%%

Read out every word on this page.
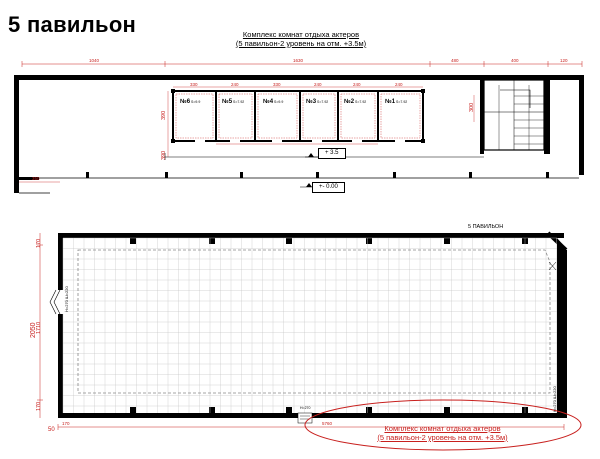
5 павильон	Комплекс комнат отдыха актеров
(5 павильон-2 уровень на отм. +3.5м)
1040	1630	480	400	120
330	240	330	240	240	240
390
390
300
№6S=9.9	№5S=7.92	№4S=9.9	№3S=7.92	№2S=7.92	№1S=7.92
+ 3.5
+- 0.00
350
5 ПАВИЛЬОН
2050
170
1710
170
50
5760
170
Н=270 Ш=220
Н=270 Ш=220
Н=270
Комплекс комнат отдыха актеров
(5 павильон-2 уровень на отм. +3.5м)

%%

Exercise goal:
Word for word, quote the full listing, omitting every picture.

Answer to the task:
Read out every word on this page.
5 павильон	Комплекс комнат отдыха актеров
(5 павильон-2 уровень на отм. +3.5м)
1040	1630	480	400	120
330	240	330	240	240	240
390
390
300
№6S=9.9	№5S=7.92	№4S=9.9	№3S=7.92	№2S=7.92	№1S=7.92
+ 3.5
+- 0.00
350
5 ПАВИЛЬОН
2050
170
1710
170
50
5760
170
Н=270 Ш=220
Н=270 Ш=220
Н=270
Комплекс комнат отдыха актеров
(5 павильон-2 уровень на отм. +3.5м)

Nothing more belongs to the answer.